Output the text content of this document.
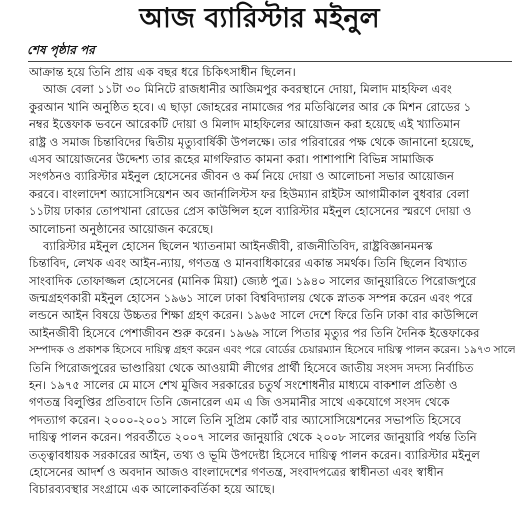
আজ ব্যারিস্টার মইনুল
শেষ পৃষ্ঠার পর
আক্রান্ত হয়ে তিনি প্রায় এক বছর ধরে চিকিৎসাধীন ছিলেন।
আজ বেলা ১১টা ৩০ মিনিটে রাজধানীর আজিমপুর কবরস্থানে দোয়া, মিলাদ মাহফিল এবং
কুরআন খানি অনুষ্ঠিত হবে। এ ছাড়া জোহরের নামাজের পর মতিঝিলের আর কে মিশন রোডের ১
নম্বর ইত্তেফাক ভবনে আরেকটি দোয়া ও মিলাদ মাহফিলের আয়োজন করা হয়েছে এই খ্যাতিমান
রাষ্ট্র ও সমাজ চিন্তাবিদের দ্বিতীয় মৃত্যুবার্ষিকী উপলক্ষে। তার পরিবারের পক্ষ থেকে জানানো হয়েছে,
এসব আয়োজনের উদ্দেশ্য তার রূহের মাগফিরাত কামনা করা। পাশাপাশি বিভিন্ন সামাজিক
সংগঠনও ব্যারিস্টার মইনুল হোসেনের জীবন ও কর্ম নিয়ে দোয়া ও আলোচনা সভার আয়োজন
করবে। বাংলাদেশ অ্যাসোসিয়েশন অব জার্নালিস্টস ফর হিউম্যান রাইটস আগামীকাল বুধবার বেলা
১১টায় ঢাকার তোপখানা রোডের প্রেস কাউন্সিল হলে ব্যারিস্টার মইনুল হোসেনের স্মরণে দোয়া ও
আলোচনা অনুষ্ঠানের আয়োজন করেছে।
ব্যারিস্টার মইনুল হোসেন ছিলেন খ্যাতনামা আইনজীবী, রাজনীতিবিদ, রাষ্ট্রবিজ্ঞানমনস্ক
চিন্তাবিদ, লেখক এবং আইন-ন্যায়, গণতন্ত্র ও মানবাধিকারের একান্ত সমর্থক। তিনি ছিলেন বিখ্যাত
সাংবাদিক তোফাজ্জল হোসেনের (মানিক মিয়া) জ্যেষ্ঠ পুত্র। ১৯৪০ সালের জানুয়ারিতে পিরোজপুরে
জন্মগ্রহণকারী মইনুল হোসেন ১৯৬১ সালে ঢাকা বিশ্ববিদ্যালয় থেকে স্নাতক সম্পন্ন করেন এবং পরে
লন্ডনে আইন বিষয়ে উচ্চতর শিক্ষা গ্রহণ করেন। ১৯৬৫ সালে দেশে ফিরে তিনি ঢাকা বার কাউন্সিলে
আইনজীবী হিসেবে পেশাজীবন শুরু করেন। ১৯৬৯ সালে পিতার মৃত্যুর পর তিনি দৈনিক ইত্তেফাকের
সম্পাদক ও প্রকাশক হিসেবে দায়িত্ব গ্রহণ করেন এবং পরে বোর্ডের চেয়ারম্যান হিসেবে দায়িত্ব পালন করেন। ১৯৭৩ সালে
তিনি পিরোজপুরের ভাণ্ডারিয়া থেকে আওয়ামী লীগের প্রার্থী হিসেবে জাতীয় সংসদ সদস্য নির্বাচিত
হন। ১৯৭৫ সালের মে মাসে শেখ মুজিব সরকারের চতুর্থ সংশোধনীর মাধ্যমে বাকশাল প্রতিষ্ঠা ও
গণতন্ত্র বিলুপ্তির প্রতিবাদে তিনি জেনারেল এম এ জি ওসমানীর সাথে একযোগে সংসদ থেকে
পদত্যাগ করেন। ২০০০-২০০১ সালে তিনি সুপ্রিম কোর্ট বার অ্যাসোসিয়েশনের সভাপতি হিসেবে
দায়িত্ব পালন করেন। পরবর্তীতে ২০০৭ সালের জানুয়ারি থেকে ২০০৮ সালের জানুয়ারি পর্যন্ত তিনি
তত্ত্বাবধায়ক সরকারের আইন, তথ্য ও ভূমি উপদেষ্টা হিসেবে দায়িত্ব পালন করেন। ব্যারিস্টার মইনুল
হোসেনের আদর্শ ও অবদান আজও বাংলাদেশের গণতন্ত্র, সংবাদপত্রের স্বাধীনতা এবং স্বাধীন
বিচারব্যবস্থার সংগ্রামে এক আলোকবর্তিকা হয়ে আছে।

_EXERCISE TASK_: Quote every record above exactly, leaving out the pictures.

_TASK RESULT_:
Output the text content of this document.
আজ ব্যারিস্টার মইনুল
শেষ পৃষ্ঠার পর
আক্রান্ত হয়ে তিনি প্রায় এক বছর ধরে চিকিৎসাধীন ছিলেন।
আজ বেলা ১১টা ৩০ মিনিটে রাজধানীর আজিমপুর কবরস্থানে দোয়া, মিলাদ মাহফিল এবং
কুরআন খানি অনুষ্ঠিত হবে। এ ছাড়া জোহরের নামাজের পর মতিঝিলের আর কে মিশন রোডের ১
নম্বর ইত্তেফাক ভবনে আরেকটি দোয়া ও মিলাদ মাহফিলের আয়োজন করা হয়েছে এই খ্যাতিমান
রাষ্ট্র ও সমাজ চিন্তাবিদের দ্বিতীয় মৃত্যুবার্ষিকী উপলক্ষে। তার পরিবারের পক্ষ থেকে জানানো হয়েছে,
এসব আয়োজনের উদ্দেশ্য তার রূহের মাগফিরাত কামনা করা। পাশাপাশি বিভিন্ন সামাজিক
সংগঠনও ব্যারিস্টার মইনুল হোসেনের জীবন ও কর্ম নিয়ে দোয়া ও আলোচনা সভার আয়োজন
করবে। বাংলাদেশ অ্যাসোসিয়েশন অব জার্নালিস্টস ফর হিউম্যান রাইটস আগামীকাল বুধবার বেলা
১১টায় ঢাকার তোপখানা রোডের প্রেস কাউন্সিল হলে ব্যারিস্টার মইনুল হোসেনের স্মরণে দোয়া ও
আলোচনা অনুষ্ঠানের আয়োজন করেছে।
ব্যারিস্টার মইনুল হোসেন ছিলেন খ্যাতনামা আইনজীবী, রাজনীতিবিদ, রাষ্ট্রবিজ্ঞানমনস্ক
চিন্তাবিদ, লেখক এবং আইন-ন্যায়, গণতন্ত্র ও মানবাধিকারের একান্ত সমর্থক। তিনি ছিলেন বিখ্যাত
সাংবাদিক তোফাজ্জল হোসেনের (মানিক মিয়া) জ্যেষ্ঠ পুত্র। ১৯৪০ সালের জানুয়ারিতে পিরোজপুরে
জন্মগ্রহণকারী মইনুল হোসেন ১৯৬১ সালে ঢাকা বিশ্ববিদ্যালয় থেকে স্নাতক সম্পন্ন করেন এবং পরে
লন্ডনে আইন বিষয়ে উচ্চতর শিক্ষা গ্রহণ করেন। ১৯৬৫ সালে দেশে ফিরে তিনি ঢাকা বার কাউন্সিলে
আইনজীবী হিসেবে পেশাজীবন শুরু করেন। ১৯৬৯ সালে পিতার মৃত্যুর পর তিনি দৈনিক ইত্তেফাকের
সম্পাদক ও প্রকাশক হিসেবে দায়িত্ব গ্রহণ করেন এবং পরে বোর্ডের চেয়ারম্যান হিসেবে দায়িত্ব পালন করেন। ১৯৭৩ সালে
তিনি পিরোজপুরের ভাণ্ডারিয়া থেকে আওয়ামী লীগের প্রার্থী হিসেবে জাতীয় সংসদ সদস্য নির্বাচিত
হন। ১৯৭৫ সালের মে মাসে শেখ মুজিব সরকারের চতুর্থ সংশোধনীর মাধ্যমে বাকশাল প্রতিষ্ঠা ও
গণতন্ত্র বিলুপ্তির প্রতিবাদে তিনি জেনারেল এম এ জি ওসমানীর সাথে একযোগে সংসদ থেকে
পদত্যাগ করেন। ২০০০-২০০১ সালে তিনি সুপ্রিম কোর্ট বার অ্যাসোসিয়েশনের সভাপতি হিসেবে
দায়িত্ব পালন করেন। পরবর্তীতে ২০০৭ সালের জানুয়ারি থেকে ২০০৮ সালের জানুয়ারি পর্যন্ত তিনি
তত্ত্বাবধায়ক সরকারের আইন, তথ্য ও ভূমি উপদেষ্টা হিসেবে দায়িত্ব পালন করেন। ব্যারিস্টার মইনুল
হোসেনের আদর্শ ও অবদান আজও বাংলাদেশের গণতন্ত্র, সংবাদপত্রের স্বাধীনতা এবং স্বাধীন
বিচারব্যবস্থার সংগ্রামে এক আলোকবর্তিকা হয়ে আছে।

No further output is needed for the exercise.